* **Description of the task**: Determine how many lines of the material hold the string "Reports" and reply with only that number.

[Dataset records]
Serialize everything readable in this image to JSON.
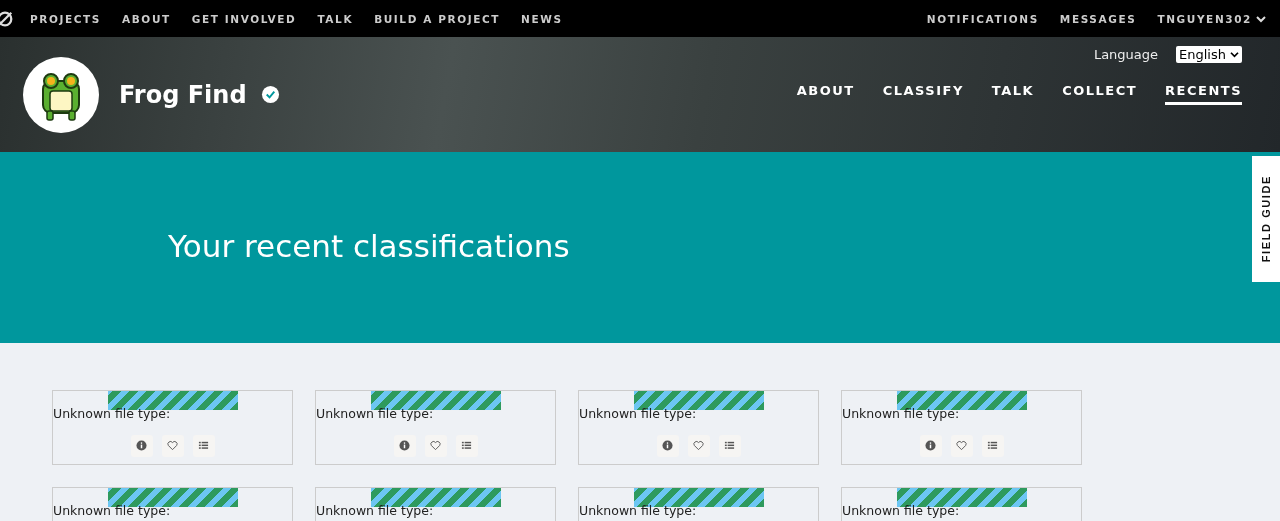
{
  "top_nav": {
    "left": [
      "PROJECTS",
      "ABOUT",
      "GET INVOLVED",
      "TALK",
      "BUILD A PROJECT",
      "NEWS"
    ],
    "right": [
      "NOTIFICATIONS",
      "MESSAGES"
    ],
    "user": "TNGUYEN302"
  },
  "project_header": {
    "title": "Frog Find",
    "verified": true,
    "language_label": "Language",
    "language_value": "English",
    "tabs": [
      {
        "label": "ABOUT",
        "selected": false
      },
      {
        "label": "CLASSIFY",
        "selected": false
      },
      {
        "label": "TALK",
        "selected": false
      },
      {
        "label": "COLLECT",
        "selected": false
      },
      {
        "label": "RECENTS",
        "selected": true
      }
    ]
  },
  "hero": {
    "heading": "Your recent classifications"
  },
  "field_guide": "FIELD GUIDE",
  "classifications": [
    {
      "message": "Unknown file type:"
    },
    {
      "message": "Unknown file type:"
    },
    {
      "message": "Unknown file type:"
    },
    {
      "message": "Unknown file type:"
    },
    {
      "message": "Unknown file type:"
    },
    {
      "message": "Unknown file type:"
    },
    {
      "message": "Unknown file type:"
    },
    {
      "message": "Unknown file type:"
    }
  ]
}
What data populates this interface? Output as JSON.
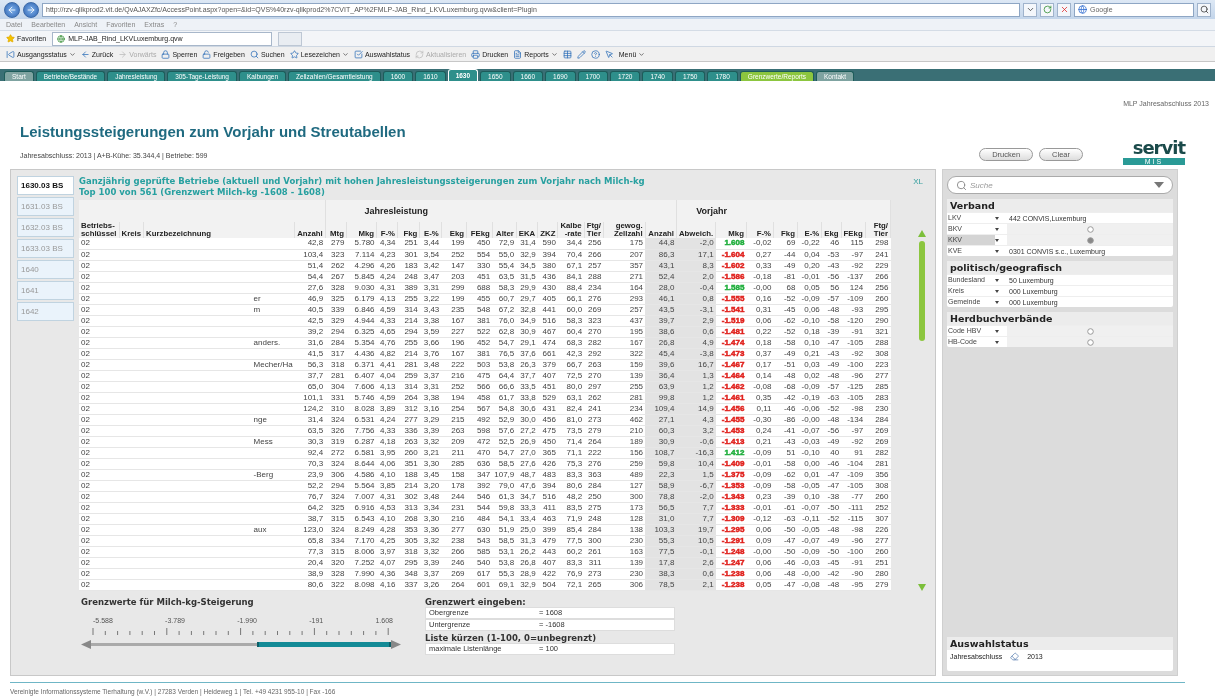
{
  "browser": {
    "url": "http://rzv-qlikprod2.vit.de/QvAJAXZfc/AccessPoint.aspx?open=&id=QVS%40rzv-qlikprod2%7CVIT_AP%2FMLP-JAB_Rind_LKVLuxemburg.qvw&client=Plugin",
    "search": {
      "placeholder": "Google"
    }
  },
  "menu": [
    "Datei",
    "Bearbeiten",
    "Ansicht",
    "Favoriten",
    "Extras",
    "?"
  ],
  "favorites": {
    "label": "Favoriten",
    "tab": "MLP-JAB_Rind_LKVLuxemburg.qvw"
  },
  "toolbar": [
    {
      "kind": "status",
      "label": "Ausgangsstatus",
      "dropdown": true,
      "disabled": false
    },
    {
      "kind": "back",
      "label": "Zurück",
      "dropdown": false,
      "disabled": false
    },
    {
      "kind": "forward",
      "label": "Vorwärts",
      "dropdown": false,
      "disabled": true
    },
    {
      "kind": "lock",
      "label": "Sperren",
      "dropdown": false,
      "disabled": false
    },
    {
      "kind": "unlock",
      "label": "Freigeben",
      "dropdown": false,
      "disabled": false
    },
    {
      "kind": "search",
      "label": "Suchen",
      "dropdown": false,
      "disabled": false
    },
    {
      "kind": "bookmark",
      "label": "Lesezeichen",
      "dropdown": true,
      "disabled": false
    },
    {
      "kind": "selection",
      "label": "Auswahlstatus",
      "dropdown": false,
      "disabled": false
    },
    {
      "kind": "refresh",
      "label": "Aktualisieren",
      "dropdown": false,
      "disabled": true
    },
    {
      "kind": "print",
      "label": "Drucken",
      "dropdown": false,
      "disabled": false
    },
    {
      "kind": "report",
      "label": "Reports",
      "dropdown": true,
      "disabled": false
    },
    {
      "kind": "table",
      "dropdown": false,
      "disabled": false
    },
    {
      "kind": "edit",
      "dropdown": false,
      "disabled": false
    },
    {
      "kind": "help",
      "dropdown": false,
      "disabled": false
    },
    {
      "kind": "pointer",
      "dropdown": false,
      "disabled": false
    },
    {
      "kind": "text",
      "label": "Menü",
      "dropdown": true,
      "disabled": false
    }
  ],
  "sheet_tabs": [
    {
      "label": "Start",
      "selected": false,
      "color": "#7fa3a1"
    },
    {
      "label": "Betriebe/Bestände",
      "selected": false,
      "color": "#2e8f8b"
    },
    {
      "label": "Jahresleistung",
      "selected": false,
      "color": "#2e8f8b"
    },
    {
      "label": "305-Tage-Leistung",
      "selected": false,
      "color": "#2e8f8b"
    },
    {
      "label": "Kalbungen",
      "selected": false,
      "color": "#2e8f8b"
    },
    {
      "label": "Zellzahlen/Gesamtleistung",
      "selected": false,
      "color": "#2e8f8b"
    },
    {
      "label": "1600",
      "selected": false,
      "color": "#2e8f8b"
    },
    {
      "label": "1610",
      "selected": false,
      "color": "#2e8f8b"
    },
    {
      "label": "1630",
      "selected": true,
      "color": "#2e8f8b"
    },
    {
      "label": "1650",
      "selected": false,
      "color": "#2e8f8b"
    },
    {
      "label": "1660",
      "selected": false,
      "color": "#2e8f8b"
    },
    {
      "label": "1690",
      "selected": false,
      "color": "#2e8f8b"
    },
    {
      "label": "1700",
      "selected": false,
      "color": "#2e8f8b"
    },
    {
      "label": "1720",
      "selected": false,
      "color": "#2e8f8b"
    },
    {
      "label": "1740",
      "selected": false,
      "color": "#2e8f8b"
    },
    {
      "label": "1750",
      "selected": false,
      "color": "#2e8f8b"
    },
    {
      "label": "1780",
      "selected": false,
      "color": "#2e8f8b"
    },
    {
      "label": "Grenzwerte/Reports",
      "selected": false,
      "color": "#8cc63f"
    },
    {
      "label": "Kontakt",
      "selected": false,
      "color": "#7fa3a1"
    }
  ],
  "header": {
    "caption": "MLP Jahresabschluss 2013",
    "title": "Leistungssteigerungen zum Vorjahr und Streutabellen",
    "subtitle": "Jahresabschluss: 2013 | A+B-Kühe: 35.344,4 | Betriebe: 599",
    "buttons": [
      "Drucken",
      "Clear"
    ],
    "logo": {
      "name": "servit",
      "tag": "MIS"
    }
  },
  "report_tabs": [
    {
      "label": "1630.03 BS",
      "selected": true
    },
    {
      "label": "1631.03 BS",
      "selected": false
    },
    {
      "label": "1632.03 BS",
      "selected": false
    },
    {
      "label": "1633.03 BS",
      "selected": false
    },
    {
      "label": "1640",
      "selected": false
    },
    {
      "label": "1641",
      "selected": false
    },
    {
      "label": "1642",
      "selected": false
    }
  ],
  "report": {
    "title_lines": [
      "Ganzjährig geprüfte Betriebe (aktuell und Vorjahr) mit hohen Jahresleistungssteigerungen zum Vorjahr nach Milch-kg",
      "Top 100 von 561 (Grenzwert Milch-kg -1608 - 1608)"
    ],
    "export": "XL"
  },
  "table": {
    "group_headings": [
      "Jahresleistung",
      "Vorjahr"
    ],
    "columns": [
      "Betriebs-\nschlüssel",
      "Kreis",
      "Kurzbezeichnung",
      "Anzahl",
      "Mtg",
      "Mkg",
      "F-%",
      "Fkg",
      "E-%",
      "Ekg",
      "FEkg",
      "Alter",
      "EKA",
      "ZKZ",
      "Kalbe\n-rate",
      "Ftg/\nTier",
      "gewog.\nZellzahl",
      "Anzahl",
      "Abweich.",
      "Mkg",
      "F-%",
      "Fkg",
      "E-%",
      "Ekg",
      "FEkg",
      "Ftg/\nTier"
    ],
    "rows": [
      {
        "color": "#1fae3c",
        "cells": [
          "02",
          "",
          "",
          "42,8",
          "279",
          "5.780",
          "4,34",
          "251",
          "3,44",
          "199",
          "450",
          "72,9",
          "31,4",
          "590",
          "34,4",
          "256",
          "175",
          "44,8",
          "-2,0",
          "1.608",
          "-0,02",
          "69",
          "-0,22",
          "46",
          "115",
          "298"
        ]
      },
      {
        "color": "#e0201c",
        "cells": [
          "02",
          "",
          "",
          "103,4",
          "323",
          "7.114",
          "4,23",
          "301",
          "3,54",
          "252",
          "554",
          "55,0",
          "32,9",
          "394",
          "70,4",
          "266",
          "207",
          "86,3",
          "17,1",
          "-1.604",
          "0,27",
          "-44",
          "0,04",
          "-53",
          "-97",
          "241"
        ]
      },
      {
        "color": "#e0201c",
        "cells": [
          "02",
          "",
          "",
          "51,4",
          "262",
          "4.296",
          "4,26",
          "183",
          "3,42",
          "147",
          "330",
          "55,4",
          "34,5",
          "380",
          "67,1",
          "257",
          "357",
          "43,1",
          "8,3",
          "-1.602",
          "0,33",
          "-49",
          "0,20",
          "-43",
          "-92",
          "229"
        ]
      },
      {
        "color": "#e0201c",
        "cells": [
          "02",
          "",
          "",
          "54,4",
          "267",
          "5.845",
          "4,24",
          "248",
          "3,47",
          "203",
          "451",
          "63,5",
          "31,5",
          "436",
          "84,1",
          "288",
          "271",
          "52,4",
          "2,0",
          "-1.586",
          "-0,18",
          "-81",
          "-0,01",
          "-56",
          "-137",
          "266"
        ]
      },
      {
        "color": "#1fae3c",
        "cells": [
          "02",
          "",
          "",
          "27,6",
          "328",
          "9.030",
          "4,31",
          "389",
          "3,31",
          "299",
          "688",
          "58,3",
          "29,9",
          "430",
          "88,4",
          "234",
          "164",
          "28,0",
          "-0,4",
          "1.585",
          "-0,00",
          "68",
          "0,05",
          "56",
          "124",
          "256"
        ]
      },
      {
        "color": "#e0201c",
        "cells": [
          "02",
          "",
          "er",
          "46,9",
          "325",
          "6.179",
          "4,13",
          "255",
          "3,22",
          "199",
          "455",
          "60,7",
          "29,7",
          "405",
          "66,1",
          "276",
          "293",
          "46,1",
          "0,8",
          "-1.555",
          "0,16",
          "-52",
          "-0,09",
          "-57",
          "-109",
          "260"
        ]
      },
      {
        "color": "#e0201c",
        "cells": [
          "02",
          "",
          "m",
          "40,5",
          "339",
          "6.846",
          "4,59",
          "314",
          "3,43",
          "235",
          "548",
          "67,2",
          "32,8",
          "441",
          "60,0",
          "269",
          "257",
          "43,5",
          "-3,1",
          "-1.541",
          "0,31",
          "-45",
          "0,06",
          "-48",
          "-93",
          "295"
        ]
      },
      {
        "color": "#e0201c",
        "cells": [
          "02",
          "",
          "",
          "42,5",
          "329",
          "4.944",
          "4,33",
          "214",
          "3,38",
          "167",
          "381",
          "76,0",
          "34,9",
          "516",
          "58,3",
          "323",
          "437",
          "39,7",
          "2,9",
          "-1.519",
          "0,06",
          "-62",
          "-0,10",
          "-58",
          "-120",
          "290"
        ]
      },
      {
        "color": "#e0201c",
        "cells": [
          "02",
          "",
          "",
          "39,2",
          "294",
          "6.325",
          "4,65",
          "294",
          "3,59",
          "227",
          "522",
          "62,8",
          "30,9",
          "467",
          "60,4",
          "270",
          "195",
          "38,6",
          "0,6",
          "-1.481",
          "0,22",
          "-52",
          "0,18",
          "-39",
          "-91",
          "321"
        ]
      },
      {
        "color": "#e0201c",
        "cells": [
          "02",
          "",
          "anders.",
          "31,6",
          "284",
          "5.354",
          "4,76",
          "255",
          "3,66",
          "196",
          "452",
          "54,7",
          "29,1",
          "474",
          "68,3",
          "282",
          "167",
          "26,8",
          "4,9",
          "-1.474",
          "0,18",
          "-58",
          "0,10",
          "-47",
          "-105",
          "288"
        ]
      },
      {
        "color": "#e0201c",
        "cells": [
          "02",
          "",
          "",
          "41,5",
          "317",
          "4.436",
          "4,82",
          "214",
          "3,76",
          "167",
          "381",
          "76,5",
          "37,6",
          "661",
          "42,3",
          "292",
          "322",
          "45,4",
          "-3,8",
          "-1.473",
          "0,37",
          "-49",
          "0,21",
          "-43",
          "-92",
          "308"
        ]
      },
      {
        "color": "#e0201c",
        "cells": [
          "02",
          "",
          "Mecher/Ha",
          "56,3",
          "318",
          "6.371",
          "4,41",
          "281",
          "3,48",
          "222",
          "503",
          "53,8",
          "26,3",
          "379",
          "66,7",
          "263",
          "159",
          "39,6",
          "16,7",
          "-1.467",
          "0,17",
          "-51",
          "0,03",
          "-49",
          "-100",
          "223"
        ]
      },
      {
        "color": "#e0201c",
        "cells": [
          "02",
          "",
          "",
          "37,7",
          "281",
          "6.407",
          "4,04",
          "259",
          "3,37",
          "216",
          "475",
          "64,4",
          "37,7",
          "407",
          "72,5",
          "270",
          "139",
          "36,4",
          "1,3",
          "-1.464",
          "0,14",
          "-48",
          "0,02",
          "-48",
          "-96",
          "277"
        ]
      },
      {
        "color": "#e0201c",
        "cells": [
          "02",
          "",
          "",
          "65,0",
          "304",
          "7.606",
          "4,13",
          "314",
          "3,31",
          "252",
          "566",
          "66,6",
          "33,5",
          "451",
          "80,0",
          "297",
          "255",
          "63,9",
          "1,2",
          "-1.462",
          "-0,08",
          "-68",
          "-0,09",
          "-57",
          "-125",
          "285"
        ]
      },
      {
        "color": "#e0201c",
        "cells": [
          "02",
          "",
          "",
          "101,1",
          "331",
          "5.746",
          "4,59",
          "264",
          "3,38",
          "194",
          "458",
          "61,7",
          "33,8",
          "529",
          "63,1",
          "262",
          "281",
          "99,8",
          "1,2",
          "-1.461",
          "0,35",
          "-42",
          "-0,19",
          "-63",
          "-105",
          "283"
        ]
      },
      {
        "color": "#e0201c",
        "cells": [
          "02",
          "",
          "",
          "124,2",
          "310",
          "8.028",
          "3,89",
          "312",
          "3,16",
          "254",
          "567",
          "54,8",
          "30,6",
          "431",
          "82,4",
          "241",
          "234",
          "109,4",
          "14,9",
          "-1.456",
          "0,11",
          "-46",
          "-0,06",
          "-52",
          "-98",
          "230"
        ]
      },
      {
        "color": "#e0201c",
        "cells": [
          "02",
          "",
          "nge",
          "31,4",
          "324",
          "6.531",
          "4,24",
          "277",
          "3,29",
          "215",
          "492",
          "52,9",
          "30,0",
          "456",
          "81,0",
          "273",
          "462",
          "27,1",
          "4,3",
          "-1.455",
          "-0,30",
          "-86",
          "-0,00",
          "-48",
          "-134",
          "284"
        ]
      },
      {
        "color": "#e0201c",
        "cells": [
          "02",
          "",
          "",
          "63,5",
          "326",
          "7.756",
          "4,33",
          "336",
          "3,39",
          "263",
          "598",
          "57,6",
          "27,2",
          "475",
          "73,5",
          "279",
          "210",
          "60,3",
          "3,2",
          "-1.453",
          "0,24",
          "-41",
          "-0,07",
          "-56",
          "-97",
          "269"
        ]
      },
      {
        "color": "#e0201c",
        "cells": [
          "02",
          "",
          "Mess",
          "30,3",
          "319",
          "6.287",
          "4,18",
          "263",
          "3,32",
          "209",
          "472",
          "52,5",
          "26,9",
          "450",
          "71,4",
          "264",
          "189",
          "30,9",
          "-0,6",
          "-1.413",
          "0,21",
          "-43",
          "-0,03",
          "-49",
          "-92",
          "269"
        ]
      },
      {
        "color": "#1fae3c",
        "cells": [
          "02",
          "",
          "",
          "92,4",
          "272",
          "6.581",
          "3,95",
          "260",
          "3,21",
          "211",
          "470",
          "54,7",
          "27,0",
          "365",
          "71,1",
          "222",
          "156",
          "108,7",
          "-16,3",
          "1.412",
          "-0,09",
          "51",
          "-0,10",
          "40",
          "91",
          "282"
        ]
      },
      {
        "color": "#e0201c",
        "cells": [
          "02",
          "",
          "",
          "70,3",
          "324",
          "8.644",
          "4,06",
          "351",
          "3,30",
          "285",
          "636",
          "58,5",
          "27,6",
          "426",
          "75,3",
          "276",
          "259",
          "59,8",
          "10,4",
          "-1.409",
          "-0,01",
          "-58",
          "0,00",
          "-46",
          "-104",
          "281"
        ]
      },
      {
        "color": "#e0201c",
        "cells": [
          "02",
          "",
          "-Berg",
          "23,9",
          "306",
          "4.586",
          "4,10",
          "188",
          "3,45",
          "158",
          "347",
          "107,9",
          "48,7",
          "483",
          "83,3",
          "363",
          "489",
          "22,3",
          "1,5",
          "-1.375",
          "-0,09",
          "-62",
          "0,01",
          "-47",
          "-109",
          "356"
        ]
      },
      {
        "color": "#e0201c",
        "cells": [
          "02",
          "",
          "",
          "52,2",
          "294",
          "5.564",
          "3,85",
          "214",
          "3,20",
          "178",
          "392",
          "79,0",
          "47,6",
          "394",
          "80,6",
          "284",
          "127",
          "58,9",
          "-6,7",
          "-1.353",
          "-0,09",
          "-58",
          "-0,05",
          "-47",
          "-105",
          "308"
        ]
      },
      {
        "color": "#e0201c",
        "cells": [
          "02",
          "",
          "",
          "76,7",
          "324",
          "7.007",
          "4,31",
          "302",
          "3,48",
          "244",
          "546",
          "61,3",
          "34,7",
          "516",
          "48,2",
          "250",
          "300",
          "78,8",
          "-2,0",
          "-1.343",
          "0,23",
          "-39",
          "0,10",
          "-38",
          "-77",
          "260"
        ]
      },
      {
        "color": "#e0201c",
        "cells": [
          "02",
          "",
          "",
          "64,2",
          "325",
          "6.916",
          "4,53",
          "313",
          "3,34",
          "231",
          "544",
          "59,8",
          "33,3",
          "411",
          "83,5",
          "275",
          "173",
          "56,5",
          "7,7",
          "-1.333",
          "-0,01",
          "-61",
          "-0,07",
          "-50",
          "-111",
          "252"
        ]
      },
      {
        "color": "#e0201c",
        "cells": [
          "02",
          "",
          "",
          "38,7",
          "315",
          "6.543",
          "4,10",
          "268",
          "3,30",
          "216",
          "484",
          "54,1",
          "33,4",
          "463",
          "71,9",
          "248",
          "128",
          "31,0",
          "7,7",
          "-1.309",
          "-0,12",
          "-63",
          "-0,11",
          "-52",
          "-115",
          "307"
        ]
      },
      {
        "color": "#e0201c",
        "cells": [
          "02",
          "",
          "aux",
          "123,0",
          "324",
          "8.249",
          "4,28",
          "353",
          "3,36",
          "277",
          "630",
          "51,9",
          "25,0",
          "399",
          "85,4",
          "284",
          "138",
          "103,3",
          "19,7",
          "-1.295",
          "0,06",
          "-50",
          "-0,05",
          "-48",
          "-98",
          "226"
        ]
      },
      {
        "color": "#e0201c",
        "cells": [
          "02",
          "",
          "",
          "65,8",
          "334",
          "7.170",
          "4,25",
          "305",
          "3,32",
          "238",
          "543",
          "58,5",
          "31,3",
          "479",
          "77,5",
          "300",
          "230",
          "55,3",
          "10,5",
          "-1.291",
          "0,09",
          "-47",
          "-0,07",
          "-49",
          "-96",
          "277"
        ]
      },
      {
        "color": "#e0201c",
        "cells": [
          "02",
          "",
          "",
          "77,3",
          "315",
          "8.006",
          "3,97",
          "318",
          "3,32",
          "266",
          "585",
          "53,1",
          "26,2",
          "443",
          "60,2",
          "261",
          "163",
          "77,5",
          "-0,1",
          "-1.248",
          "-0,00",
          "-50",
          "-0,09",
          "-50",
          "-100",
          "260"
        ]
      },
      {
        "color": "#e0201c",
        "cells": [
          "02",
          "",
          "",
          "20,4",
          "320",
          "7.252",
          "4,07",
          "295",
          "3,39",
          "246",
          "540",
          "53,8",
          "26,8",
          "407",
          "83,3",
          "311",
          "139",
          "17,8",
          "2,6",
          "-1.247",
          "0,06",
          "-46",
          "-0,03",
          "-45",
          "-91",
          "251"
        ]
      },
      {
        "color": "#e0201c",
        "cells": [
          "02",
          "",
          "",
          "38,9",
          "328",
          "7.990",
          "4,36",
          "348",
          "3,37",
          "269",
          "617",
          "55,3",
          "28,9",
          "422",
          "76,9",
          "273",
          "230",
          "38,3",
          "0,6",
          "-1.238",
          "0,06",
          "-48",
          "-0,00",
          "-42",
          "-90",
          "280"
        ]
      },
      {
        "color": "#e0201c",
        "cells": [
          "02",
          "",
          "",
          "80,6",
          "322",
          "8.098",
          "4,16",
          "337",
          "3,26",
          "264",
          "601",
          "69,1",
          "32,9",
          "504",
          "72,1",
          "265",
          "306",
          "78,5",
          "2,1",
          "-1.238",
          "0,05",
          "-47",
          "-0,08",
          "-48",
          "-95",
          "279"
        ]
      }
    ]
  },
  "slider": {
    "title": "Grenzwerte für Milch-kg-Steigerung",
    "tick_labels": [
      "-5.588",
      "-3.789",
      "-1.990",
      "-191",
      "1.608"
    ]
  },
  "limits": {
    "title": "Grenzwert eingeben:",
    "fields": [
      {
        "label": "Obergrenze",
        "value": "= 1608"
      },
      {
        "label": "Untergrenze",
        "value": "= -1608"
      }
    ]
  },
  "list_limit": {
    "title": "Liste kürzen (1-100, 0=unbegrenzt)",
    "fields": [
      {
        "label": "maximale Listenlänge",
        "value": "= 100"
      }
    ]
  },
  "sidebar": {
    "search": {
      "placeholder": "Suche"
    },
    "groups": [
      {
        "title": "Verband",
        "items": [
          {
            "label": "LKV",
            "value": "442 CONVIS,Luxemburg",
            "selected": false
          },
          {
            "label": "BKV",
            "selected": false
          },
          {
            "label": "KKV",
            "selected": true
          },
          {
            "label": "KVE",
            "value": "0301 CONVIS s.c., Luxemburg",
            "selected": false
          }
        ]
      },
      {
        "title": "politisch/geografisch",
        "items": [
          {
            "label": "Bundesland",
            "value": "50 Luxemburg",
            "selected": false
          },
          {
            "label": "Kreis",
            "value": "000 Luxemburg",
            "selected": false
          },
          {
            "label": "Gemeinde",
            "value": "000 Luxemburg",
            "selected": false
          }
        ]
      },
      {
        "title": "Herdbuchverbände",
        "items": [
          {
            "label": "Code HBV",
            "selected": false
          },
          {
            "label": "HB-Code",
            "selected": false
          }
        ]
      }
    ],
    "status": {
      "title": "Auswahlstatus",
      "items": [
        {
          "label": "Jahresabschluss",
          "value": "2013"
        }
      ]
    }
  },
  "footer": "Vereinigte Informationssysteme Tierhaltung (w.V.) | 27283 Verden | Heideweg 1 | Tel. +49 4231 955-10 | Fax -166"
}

* **Worked answer**: 2